# [RAW DATA]
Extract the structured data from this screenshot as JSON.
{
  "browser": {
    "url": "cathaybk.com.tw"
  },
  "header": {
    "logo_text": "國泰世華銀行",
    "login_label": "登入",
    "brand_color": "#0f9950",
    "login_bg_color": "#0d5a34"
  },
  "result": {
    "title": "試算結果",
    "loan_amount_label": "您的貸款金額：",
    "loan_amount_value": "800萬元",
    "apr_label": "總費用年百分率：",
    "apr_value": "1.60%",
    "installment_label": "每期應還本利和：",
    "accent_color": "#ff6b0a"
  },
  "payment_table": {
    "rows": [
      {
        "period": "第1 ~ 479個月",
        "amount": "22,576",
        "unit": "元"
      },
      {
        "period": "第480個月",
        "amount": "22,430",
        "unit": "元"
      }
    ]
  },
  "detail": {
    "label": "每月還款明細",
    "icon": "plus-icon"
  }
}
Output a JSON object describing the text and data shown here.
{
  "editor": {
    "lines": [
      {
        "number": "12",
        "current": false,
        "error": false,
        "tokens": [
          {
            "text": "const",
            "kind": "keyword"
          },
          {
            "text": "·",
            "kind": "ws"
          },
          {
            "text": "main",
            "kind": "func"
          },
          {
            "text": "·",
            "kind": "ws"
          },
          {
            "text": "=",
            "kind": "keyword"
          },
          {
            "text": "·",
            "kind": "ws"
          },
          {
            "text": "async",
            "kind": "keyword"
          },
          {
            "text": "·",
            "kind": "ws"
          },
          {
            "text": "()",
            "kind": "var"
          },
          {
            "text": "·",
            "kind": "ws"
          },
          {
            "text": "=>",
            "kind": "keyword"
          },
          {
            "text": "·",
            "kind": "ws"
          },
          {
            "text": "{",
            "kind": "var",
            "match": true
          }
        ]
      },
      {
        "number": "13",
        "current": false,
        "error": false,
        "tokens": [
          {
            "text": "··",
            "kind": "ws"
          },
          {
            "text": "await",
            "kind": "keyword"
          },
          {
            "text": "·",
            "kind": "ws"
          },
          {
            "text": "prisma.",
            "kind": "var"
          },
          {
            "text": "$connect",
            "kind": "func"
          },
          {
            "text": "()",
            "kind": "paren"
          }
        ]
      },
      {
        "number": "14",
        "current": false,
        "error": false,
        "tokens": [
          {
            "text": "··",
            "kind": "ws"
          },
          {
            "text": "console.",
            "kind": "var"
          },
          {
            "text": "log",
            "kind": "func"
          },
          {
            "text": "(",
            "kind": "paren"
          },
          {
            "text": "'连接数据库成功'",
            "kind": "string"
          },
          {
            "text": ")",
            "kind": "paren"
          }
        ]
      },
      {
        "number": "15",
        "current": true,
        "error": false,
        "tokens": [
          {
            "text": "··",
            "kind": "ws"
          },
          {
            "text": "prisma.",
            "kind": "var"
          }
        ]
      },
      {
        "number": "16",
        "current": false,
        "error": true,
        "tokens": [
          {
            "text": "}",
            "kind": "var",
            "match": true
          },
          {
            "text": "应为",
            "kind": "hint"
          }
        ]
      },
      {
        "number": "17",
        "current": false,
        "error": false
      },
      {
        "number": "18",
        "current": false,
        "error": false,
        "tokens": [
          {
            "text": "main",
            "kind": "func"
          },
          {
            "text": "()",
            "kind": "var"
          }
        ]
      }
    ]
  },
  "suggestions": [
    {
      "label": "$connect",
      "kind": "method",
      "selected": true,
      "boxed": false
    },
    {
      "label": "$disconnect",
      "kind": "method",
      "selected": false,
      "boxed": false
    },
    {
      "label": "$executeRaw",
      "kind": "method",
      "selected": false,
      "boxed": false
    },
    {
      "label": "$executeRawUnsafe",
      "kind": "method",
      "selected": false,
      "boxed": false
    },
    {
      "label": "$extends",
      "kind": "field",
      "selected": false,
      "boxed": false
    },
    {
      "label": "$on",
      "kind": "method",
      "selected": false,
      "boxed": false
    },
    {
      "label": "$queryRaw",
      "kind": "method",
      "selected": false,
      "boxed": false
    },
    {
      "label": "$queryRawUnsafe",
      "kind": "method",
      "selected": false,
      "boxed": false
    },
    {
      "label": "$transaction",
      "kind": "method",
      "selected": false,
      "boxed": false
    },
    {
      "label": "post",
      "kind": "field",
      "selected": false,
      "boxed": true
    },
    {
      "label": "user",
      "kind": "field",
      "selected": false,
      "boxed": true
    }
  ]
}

# [PROBLEM DESCRIPTION]
Would you reproduce all the entries exactly?

# [RESULT OF THIS EXERCISE]
Extract the structured data from this screenshot as JSON.
{
  "browser": {
    "url": "cathaybk.com.tw"
  },
  "header": {
    "logo_text": "國泰世華銀行",
    "login_label": "登入",
    "brand_color": "#0f9950",
    "login_bg_color": "#0d5a34"
  },
  "result": {
    "title": "試算結果",
    "loan_amount_label": "您的貸款金額：",
    "loan_amount_value": "800萬元",
    "apr_label": "總費用年百分率：",
    "apr_value": "1.60%",
    "installment_label": "每期應還本利和：",
    "accent_color": "#ff6b0a"
  },
  "payment_table": {
    "rows": [
      {
        "period": "第1 ~ 479個月",
        "amount": "22,576",
        "unit": "元"
      },
      {
        "period": "第480個月",
        "amount": "22,430",
        "unit": "元"
      }
    ]
  },
  "detail": {
    "label": "每月還款明細",
    "icon": "plus-icon"
  }
}
Output a JSON object describing the text and data shown here.
{
  "editor": {
    "lines": [
      {
        "number": "12",
        "current": false,
        "error": false,
        "tokens": [
          {
            "text": "const",
            "kind": "keyword"
          },
          {
            "text": "·",
            "kind": "ws"
          },
          {
            "text": "main",
            "kind": "func"
          },
          {
            "text": "·",
            "kind": "ws"
          },
          {
            "text": "=",
            "kind": "keyword"
          },
          {
            "text": "·",
            "kind": "ws"
          },
          {
            "text": "async",
            "kind": "keyword"
          },
          {
            "text": "·",
            "kind": "ws"
          },
          {
            "text": "()",
            "kind": "var"
          },
          {
            "text": "·",
            "kind": "ws"
          },
          {
            "text": "=>",
            "kind": "keyword"
          },
          {
            "text": "·",
            "kind": "ws"
          },
          {
            "text": "{",
            "kind": "var",
            "match": true
          }
        ]
      },
      {
        "number": "13",
        "current": false,
        "error": false,
        "tokens": [
          {
            "text": "··",
            "kind": "ws"
          },
          {
            "text": "await",
            "kind": "keyword"
          },
          {
            "text": "·",
            "kind": "ws"
          },
          {
            "text": "prisma.",
            "kind": "var"
          },
          {
            "text": "$connect",
            "kind": "func"
          },
          {
            "text": "()",
            "kind": "paren"
          }
        ]
      },
      {
        "number": "14",
        "current": false,
        "error": false,
        "tokens": [
          {
            "text": "··",
            "kind": "ws"
          },
          {
            "text": "console.",
            "kind": "var"
          },
          {
            "text": "log",
            "kind": "func"
          },
          {
            "text": "(",
            "kind": "paren"
          },
          {
            "text": "'连接数据库成功'",
            "kind": "string"
          },
          {
            "text": ")",
            "kind": "paren"
          }
        ]
      },
      {
        "number": "15",
        "current": true,
        "error": false,
        "tokens": [
          {
            "text": "··",
            "kind": "ws"
          },
          {
            "text": "prisma.",
            "kind": "var"
          }
        ]
      },
      {
        "number": "16",
        "current": false,
        "error": true,
        "tokens": [
          {
            "text": "}",
            "kind": "var",
            "match": true
          },
          {
            "text": "应为",
            "kind": "hint"
          }
        ]
      },
      {
        "number": "17",
        "current": false,
        "error": false
      },
      {
        "number": "18",
        "current": false,
        "error": false,
        "tokens": [
          {
            "text": "main",
            "kind": "func"
          },
          {
            "text": "()",
            "kind": "var"
          }
        ]
      }
    ]
  },
  "suggestions": [
    {
      "label": "$connect",
      "kind": "method",
      "selected": true,
      "boxed": false
    },
    {
      "label": "$disconnect",
      "kind": "method",
      "selected": false,
      "boxed": false
    },
    {
      "label": "$executeRaw",
      "kind": "method",
      "selected": false,
      "boxed": false
    },
    {
      "label": "$executeRawUnsafe",
      "kind": "method",
      "selected": false,
      "boxed": false
    },
    {
      "label": "$extends",
      "kind": "field",
      "selected": false,
      "boxed": false
    },
    {
      "label": "$on",
      "kind": "method",
      "selected": false,
      "boxed": false
    },
    {
      "label": "$queryRaw",
      "kind": "method",
      "selected": false,
      "boxed": false
    },
    {
      "label": "$queryRawUnsafe",
      "kind": "method",
      "selected": false,
      "boxed": false
    },
    {
      "label": "$transaction",
      "kind": "method",
      "selected": false,
      "boxed": false
    },
    {
      "label": "post",
      "kind": "field",
      "selected": false,
      "boxed": true
    },
    {
      "label": "user",
      "kind": "field",
      "selected": false,
      "boxed": true
    }
  ]
}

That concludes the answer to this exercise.